**Written task**
Copy the entries word for word from their first line up to and including the line that contains "footer [0,1242,960,1299]".

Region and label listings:
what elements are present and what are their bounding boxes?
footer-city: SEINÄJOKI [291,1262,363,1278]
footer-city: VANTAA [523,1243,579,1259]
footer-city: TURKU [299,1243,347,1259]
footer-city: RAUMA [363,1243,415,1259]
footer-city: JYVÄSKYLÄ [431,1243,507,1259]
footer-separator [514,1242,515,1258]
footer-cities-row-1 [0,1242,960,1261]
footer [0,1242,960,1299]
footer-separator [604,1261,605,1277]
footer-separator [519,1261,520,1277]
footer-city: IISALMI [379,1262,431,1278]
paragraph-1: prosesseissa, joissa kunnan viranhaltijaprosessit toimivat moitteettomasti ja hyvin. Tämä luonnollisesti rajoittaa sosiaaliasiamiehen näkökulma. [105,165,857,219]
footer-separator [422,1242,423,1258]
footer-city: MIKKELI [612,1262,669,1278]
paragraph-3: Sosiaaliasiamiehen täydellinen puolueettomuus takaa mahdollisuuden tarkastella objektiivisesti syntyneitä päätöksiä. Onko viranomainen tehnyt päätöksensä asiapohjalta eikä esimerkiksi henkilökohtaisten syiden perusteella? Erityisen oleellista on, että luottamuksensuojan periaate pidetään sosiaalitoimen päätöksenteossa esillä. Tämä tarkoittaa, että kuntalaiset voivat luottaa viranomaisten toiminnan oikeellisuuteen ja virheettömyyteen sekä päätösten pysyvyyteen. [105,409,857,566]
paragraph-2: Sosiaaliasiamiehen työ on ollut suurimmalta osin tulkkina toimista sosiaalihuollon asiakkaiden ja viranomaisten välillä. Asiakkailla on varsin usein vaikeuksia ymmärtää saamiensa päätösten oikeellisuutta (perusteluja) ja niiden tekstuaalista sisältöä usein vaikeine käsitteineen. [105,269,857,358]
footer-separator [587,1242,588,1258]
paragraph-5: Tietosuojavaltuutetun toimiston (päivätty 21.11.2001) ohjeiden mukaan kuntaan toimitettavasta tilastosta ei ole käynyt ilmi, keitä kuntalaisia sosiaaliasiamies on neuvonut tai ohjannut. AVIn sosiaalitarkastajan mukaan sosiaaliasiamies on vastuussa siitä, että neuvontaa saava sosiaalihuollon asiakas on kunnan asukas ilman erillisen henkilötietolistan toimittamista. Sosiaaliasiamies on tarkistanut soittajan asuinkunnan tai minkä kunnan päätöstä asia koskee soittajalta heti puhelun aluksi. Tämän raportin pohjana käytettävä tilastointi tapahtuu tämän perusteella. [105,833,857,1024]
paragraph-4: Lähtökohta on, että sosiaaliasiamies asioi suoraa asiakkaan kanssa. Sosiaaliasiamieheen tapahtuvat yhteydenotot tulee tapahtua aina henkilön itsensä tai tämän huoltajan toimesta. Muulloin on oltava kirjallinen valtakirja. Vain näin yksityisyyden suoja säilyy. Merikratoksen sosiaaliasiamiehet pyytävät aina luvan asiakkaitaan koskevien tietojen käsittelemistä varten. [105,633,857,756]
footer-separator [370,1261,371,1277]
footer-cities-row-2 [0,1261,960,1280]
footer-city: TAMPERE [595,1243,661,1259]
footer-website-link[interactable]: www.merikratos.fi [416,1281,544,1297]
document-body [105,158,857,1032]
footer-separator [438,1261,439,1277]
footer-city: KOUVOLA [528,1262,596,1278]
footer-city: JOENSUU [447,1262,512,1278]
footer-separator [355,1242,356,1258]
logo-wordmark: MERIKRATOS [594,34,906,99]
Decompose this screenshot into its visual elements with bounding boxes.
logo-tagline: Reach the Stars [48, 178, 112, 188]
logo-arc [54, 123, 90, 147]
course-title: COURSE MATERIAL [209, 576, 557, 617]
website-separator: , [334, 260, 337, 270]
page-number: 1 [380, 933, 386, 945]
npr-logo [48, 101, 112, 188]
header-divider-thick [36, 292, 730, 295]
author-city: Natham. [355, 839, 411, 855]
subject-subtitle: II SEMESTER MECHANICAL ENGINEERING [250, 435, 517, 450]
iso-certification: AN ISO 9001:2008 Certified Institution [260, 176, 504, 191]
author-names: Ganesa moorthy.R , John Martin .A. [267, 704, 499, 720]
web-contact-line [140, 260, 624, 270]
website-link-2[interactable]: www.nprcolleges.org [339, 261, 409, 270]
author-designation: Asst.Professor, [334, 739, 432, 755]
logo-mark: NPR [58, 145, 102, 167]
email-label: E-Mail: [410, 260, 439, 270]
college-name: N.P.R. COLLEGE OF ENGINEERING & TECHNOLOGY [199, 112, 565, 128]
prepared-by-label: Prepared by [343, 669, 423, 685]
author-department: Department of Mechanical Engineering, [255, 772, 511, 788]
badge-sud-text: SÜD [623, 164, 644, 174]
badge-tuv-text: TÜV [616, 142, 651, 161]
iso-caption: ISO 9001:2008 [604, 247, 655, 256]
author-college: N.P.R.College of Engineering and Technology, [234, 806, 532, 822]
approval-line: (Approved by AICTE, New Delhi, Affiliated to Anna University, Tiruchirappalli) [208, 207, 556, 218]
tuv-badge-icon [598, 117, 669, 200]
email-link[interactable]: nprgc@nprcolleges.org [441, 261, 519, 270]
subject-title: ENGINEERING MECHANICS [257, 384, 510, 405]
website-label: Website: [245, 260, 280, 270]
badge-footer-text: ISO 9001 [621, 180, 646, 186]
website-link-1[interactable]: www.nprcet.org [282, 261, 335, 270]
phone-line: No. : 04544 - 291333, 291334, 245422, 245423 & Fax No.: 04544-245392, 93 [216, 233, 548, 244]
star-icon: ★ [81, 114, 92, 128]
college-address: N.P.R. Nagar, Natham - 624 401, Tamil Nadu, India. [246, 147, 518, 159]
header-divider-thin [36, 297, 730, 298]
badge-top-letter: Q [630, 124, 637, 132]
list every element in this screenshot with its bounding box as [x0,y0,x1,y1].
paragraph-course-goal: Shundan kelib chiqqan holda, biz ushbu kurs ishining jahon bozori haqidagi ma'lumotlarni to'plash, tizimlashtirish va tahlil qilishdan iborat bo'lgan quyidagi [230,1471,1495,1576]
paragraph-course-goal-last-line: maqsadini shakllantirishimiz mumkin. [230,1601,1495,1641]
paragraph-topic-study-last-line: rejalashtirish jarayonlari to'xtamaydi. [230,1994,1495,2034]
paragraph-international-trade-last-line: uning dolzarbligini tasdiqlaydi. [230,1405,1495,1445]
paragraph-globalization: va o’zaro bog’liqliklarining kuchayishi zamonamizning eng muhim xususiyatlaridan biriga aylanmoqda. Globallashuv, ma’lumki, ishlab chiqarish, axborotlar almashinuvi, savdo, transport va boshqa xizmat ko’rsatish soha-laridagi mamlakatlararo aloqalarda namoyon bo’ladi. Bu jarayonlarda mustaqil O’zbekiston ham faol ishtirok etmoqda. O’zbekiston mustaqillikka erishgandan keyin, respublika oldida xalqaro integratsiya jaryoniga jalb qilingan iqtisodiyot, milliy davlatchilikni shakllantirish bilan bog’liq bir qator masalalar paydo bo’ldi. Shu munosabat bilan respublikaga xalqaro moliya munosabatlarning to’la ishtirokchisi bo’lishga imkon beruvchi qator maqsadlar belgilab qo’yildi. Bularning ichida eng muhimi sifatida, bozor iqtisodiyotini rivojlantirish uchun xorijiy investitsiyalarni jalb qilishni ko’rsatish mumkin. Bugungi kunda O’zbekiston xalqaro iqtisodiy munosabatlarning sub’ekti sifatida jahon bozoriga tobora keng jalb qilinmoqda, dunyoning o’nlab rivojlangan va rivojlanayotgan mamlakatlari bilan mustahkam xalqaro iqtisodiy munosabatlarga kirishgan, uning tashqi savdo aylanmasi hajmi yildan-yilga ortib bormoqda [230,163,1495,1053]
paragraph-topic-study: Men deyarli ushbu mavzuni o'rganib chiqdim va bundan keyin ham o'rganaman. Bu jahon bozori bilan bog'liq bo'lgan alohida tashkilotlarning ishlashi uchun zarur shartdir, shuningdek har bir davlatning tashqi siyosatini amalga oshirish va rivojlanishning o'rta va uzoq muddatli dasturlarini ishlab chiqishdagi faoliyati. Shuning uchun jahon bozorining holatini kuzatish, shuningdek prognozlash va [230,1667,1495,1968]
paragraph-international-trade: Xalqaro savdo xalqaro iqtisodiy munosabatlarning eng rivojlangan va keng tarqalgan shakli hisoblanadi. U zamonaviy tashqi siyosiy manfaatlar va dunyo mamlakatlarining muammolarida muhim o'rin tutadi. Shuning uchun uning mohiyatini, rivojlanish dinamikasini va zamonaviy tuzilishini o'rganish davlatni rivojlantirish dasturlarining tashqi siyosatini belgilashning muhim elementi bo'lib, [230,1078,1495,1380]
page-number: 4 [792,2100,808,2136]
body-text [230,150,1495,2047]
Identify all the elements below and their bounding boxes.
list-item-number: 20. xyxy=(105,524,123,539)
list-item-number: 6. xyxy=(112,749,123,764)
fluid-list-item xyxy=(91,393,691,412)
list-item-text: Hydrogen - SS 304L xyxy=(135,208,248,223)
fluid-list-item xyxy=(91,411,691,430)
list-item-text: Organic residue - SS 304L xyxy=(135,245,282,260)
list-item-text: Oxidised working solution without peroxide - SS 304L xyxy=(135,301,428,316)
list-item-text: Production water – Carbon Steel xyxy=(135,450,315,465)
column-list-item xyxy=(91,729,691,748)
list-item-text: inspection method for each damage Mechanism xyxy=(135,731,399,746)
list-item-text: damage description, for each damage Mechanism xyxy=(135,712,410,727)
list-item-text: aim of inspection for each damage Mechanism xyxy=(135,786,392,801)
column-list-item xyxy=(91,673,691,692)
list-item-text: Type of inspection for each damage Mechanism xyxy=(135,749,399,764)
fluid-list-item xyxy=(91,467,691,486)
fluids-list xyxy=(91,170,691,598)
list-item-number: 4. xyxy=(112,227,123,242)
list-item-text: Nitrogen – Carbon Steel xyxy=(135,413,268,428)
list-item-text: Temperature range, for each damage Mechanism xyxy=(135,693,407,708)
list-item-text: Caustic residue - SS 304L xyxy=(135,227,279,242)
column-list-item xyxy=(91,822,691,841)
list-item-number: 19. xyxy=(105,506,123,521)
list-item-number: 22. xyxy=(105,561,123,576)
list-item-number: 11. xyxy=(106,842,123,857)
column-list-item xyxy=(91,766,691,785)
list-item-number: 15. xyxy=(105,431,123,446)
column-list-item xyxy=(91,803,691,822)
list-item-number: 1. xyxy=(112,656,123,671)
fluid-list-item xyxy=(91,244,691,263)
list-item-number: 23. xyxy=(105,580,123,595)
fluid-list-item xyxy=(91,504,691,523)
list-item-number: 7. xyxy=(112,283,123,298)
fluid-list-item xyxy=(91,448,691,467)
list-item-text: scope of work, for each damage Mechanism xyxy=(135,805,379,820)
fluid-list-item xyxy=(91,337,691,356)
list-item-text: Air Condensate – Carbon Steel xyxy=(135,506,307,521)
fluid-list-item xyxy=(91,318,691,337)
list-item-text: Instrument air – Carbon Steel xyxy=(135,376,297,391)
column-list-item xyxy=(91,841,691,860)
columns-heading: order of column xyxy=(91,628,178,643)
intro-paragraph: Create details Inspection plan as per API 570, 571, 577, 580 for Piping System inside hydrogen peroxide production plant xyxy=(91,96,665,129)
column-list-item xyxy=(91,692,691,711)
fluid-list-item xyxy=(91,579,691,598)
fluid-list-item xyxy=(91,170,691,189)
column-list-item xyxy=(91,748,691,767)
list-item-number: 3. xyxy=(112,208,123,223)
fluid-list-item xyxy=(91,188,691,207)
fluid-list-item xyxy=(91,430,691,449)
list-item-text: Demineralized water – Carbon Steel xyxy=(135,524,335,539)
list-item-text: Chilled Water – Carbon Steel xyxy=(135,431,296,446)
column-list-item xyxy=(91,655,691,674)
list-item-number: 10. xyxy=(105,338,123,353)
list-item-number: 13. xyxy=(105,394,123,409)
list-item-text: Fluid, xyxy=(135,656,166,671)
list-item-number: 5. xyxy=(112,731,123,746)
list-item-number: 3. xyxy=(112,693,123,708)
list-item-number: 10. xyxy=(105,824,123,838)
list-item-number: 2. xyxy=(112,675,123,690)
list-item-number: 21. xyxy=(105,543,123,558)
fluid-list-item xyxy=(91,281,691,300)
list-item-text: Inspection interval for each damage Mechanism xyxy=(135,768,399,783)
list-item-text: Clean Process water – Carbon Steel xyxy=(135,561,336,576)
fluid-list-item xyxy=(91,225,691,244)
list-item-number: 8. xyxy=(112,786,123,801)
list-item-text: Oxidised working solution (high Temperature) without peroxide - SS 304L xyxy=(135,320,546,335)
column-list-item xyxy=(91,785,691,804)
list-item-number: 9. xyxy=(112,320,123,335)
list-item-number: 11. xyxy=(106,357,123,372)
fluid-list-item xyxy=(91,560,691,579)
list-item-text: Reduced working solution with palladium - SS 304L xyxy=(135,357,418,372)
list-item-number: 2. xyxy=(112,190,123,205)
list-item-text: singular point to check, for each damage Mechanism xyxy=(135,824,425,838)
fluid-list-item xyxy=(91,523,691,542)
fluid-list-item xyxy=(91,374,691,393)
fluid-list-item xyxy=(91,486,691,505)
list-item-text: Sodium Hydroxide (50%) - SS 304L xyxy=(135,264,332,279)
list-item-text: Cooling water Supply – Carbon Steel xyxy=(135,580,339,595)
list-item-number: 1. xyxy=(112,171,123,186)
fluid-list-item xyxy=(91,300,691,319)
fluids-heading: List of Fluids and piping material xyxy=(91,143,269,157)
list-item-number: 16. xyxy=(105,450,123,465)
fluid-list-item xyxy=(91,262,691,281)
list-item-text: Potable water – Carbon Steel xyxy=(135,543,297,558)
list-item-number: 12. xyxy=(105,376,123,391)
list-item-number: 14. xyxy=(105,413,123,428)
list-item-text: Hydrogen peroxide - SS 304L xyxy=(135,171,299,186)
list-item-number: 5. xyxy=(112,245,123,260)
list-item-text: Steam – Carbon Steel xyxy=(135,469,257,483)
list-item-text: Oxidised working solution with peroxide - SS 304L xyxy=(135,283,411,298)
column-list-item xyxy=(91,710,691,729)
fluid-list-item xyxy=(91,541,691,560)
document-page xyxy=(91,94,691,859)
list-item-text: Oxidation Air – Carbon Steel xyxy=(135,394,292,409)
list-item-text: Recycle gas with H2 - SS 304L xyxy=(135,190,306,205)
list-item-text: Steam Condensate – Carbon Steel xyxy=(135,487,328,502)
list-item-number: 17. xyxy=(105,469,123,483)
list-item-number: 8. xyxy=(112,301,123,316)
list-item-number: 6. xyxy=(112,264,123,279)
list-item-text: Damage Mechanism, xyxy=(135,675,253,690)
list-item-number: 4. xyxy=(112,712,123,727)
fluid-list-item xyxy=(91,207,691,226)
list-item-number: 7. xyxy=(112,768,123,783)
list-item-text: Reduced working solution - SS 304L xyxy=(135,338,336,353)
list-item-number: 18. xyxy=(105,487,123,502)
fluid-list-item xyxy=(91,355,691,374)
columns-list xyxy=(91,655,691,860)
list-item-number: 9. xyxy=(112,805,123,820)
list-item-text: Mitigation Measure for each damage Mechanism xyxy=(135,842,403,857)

**Exercise response**
what elements are present and what are their bounding boxes?
footer-city: SEINÄJOKI [291,1262,363,1278]
footer-city: VANTAA [523,1243,579,1259]
footer-city: TURKU [299,1243,347,1259]
footer-city: RAUMA [363,1243,415,1259]
footer-city: JYVÄSKYLÄ [431,1243,507,1259]
footer-separator [514,1242,515,1258]
footer-cities-row-1 [0,1242,960,1261]
footer [0,1242,960,1299]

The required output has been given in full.